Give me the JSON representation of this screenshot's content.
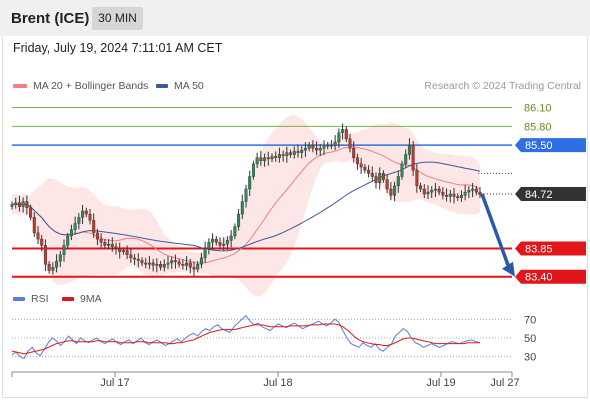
{
  "header": {
    "instrument": "Brent (ICE)",
    "timeframe": "30 MIN",
    "datetime": "Friday, July 19, 2024 7:11:01 AM CET"
  },
  "legend": {
    "ma20_label": "MA 20 + Bollinger Bands",
    "ma50_label": "MA 50",
    "credit": "Research © 2024 Trading Central",
    "rsi_label": "RSI",
    "rsi_ma_label": "9MA"
  },
  "colors": {
    "ma20": "#f08080",
    "ma50": "#3d5a99",
    "band_fill": "#fde3e3",
    "up_candle": "#2e8b57",
    "down_candle": "#c0392b",
    "resistance_green": "#7cb342",
    "pivot_blue": "#2f6fe4",
    "support_red": "#e0161b",
    "last_price_bg": "#333333",
    "arrow": "#2a5aa6",
    "rsi_line": "#5a7fd6",
    "rsi_ma_line": "#e0161b"
  },
  "chart_data": [
    {
      "type": "candlestick",
      "ylim": [
        83.3,
        86.3
      ],
      "x_ticks": [
        "Jul 17",
        "Jul 18",
        "Jul 19",
        "Jul 27"
      ],
      "closes": [
        84.55,
        84.58,
        84.52,
        84.6,
        84.5,
        84.35,
        84.1,
        84.0,
        83.9,
        83.6,
        83.5,
        83.55,
        83.65,
        83.75,
        83.9,
        84.05,
        84.15,
        84.25,
        84.35,
        84.45,
        84.4,
        84.3,
        84.1,
        84.0,
        83.95,
        83.9,
        83.92,
        83.88,
        83.85,
        83.8,
        83.82,
        83.75,
        83.7,
        83.68,
        83.66,
        83.62,
        83.6,
        83.62,
        83.58,
        83.6,
        83.55,
        83.6,
        83.62,
        83.66,
        83.64,
        83.6,
        83.58,
        83.62,
        83.55,
        83.52,
        83.6,
        83.7,
        83.85,
        83.95,
        84.0,
        83.95,
        83.9,
        83.92,
        83.98,
        84.05,
        84.2,
        84.4,
        84.6,
        84.8,
        85.0,
        85.2,
        85.3,
        85.25,
        85.3,
        85.28,
        85.32,
        85.3,
        85.35,
        85.33,
        85.38,
        85.35,
        85.4,
        85.38,
        85.42,
        85.45,
        85.5,
        85.45,
        85.42,
        85.45,
        85.48,
        85.5,
        85.5,
        85.55,
        85.7,
        85.75,
        85.6,
        85.45,
        85.3,
        85.2,
        85.15,
        85.1,
        85.05,
        85.0,
        84.9,
        85.05,
        84.95,
        84.8,
        84.7,
        84.85,
        85.0,
        85.2,
        85.35,
        85.5,
        85.1,
        84.85,
        84.8,
        84.72,
        84.75,
        84.78,
        84.8,
        84.75,
        84.7,
        84.68,
        84.72,
        84.68,
        84.66,
        84.7,
        84.75,
        84.78,
        84.8,
        84.75,
        84.72
      ],
      "series": [
        {
          "name": "MA 20 + Bollinger Bands"
        },
        {
          "name": "MA 50"
        }
      ],
      "levels": [
        {
          "value": 86.1,
          "label": "86.10",
          "kind": "resistance"
        },
        {
          "value": 85.8,
          "label": "85.80",
          "kind": "resistance"
        },
        {
          "value": 85.5,
          "label": "85.50",
          "kind": "pivot"
        },
        {
          "value": 84.72,
          "label": "84.72",
          "kind": "last"
        },
        {
          "value": 83.85,
          "label": "83.85",
          "kind": "support"
        },
        {
          "value": 83.4,
          "label": "83.40",
          "kind": "support"
        }
      ],
      "projection": {
        "from": 84.72,
        "to": 83.4
      }
    },
    {
      "type": "line",
      "ylim": [
        20,
        80
      ],
      "y_ticks": [
        "70",
        "50",
        "30"
      ],
      "y_tick_values": [
        70,
        50,
        30
      ],
      "series": [
        {
          "name": "RSI",
          "values": [
            32,
            35,
            30,
            28,
            36,
            40,
            34,
            31,
            38,
            45,
            50,
            47,
            42,
            46,
            52,
            48,
            44,
            50,
            47,
            45,
            48,
            50,
            46,
            44,
            47,
            49,
            45,
            43,
            46,
            48,
            44,
            47,
            50,
            45,
            43,
            46,
            48,
            45,
            42,
            44,
            47,
            49,
            46,
            50,
            53,
            55,
            52,
            57,
            60,
            58,
            62,
            64,
            60,
            58,
            56,
            62,
            66,
            70,
            74,
            68,
            64,
            66,
            62,
            60,
            58,
            62,
            65,
            63,
            61,
            64,
            66,
            63,
            60,
            62,
            64,
            66,
            68,
            65,
            63,
            66,
            70,
            67,
            58,
            50,
            44,
            42,
            40,
            45,
            42,
            40,
            44,
            38,
            36,
            40,
            43,
            52,
            56,
            60,
            57,
            50,
            45,
            43,
            40,
            42,
            44,
            42,
            40,
            42,
            44,
            46,
            45,
            44,
            46,
            47,
            48,
            46,
            45
          ]
        },
        {
          "name": "9MA",
          "values": [
            36,
            35,
            34,
            33,
            34,
            35,
            36,
            37,
            38,
            40,
            42,
            44,
            45,
            46,
            47,
            47,
            46,
            46,
            46,
            46,
            46,
            47,
            47,
            46,
            46,
            46,
            46,
            45,
            45,
            45,
            45,
            46,
            46,
            46,
            45,
            45,
            45,
            45,
            45,
            44,
            44,
            45,
            45,
            46,
            47,
            48,
            50,
            52,
            54,
            56,
            57,
            58,
            59,
            59,
            59,
            59,
            60,
            61,
            62,
            63,
            64,
            64,
            64,
            63,
            62,
            62,
            62,
            62,
            62,
            63,
            63,
            63,
            63,
            63,
            64,
            64,
            64,
            65,
            65,
            65,
            65,
            64,
            62,
            59,
            55,
            51,
            48,
            46,
            45,
            44,
            43,
            43,
            42,
            42,
            43,
            45,
            47,
            49,
            50,
            50,
            49,
            48,
            47,
            46,
            45,
            44,
            44,
            44,
            44,
            44,
            44,
            44,
            44,
            45,
            45,
            45,
            45
          ]
        }
      ]
    }
  ]
}
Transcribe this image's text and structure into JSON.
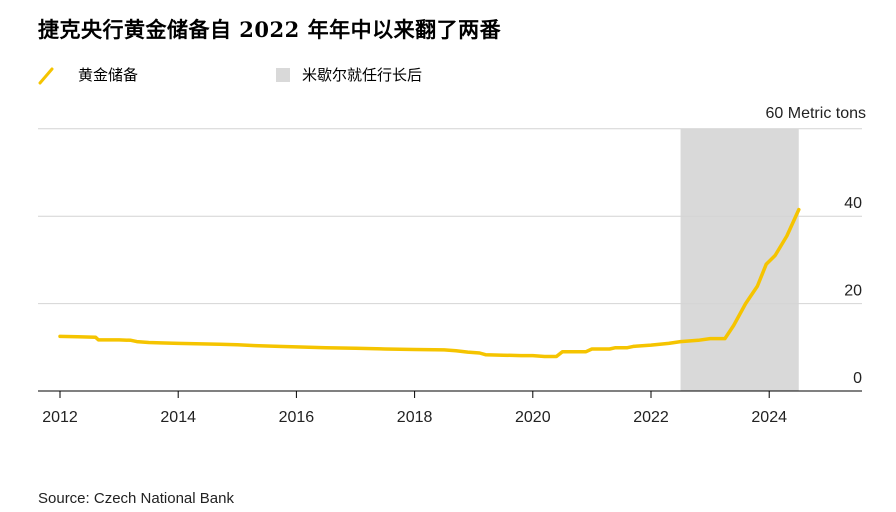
{
  "chart_data": {
    "type": "line",
    "title": "捷克央行黄金储备自 2022 年年中以来翻了两番",
    "unit_label": "60 Metric tons",
    "ylim": [
      0,
      60
    ],
    "y_ticks": [
      0,
      20,
      40
    ],
    "xlim": [
      2012,
      2025.6
    ],
    "x_ticks": [
      "2012",
      "2014",
      "2016",
      "2018",
      "2020",
      "2022",
      "2024"
    ],
    "grid": "horizontal",
    "legend": [
      {
        "label": "黄金储备",
        "kind": "line",
        "color": "#f5c400"
      },
      {
        "label": "米歇尔就任行长后",
        "kind": "shade",
        "color": "#d9d9d9"
      }
    ],
    "shaded_period": {
      "start": 2022.5,
      "end": 2024.5
    },
    "series": [
      {
        "name": "黄金储备",
        "color": "#f5c400",
        "points": [
          [
            2012.0,
            12.5
          ],
          [
            2012.3,
            12.4
          ],
          [
            2012.6,
            12.3
          ],
          [
            2012.65,
            11.7
          ],
          [
            2013.0,
            11.7
          ],
          [
            2013.2,
            11.6
          ],
          [
            2013.3,
            11.3
          ],
          [
            2013.5,
            11.1
          ],
          [
            2013.7,
            11.0
          ],
          [
            2014.0,
            10.9
          ],
          [
            2014.3,
            10.8
          ],
          [
            2014.7,
            10.7
          ],
          [
            2015.0,
            10.6
          ],
          [
            2015.3,
            10.4
          ],
          [
            2015.7,
            10.2
          ],
          [
            2016.0,
            10.1
          ],
          [
            2016.5,
            9.9
          ],
          [
            2017.0,
            9.8
          ],
          [
            2017.5,
            9.6
          ],
          [
            2018.0,
            9.5
          ],
          [
            2018.5,
            9.4
          ],
          [
            2018.7,
            9.2
          ],
          [
            2018.9,
            8.9
          ],
          [
            2019.1,
            8.7
          ],
          [
            2019.2,
            8.3
          ],
          [
            2019.5,
            8.2
          ],
          [
            2019.8,
            8.1
          ],
          [
            2020.0,
            8.1
          ],
          [
            2020.2,
            7.9
          ],
          [
            2020.4,
            7.9
          ],
          [
            2020.5,
            9.0
          ],
          [
            2020.9,
            9.0
          ],
          [
            2021.0,
            9.6
          ],
          [
            2021.3,
            9.6
          ],
          [
            2021.4,
            9.9
          ],
          [
            2021.6,
            9.9
          ],
          [
            2021.7,
            10.2
          ],
          [
            2022.0,
            10.5
          ],
          [
            2022.3,
            10.9
          ],
          [
            2022.5,
            11.3
          ],
          [
            2022.8,
            11.6
          ],
          [
            2023.0,
            12.0
          ],
          [
            2023.25,
            12.0
          ],
          [
            2023.4,
            15.0
          ],
          [
            2023.6,
            20.0
          ],
          [
            2023.8,
            24.0
          ],
          [
            2023.95,
            29.0
          ],
          [
            2024.1,
            31.0
          ],
          [
            2024.3,
            35.5
          ],
          [
            2024.5,
            41.5
          ]
        ]
      }
    ]
  },
  "source": "Source: Czech National Bank"
}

+--

▶ Brief: Pick out the lines that have the word "name". Copy them all.

▶ Response to the exercise:
          "name": "MA 20 + Bollinger Bands"
          "name": "MA 50"
          "name": "RSI",
          "name": "9MA",
        "name": "黄金储备",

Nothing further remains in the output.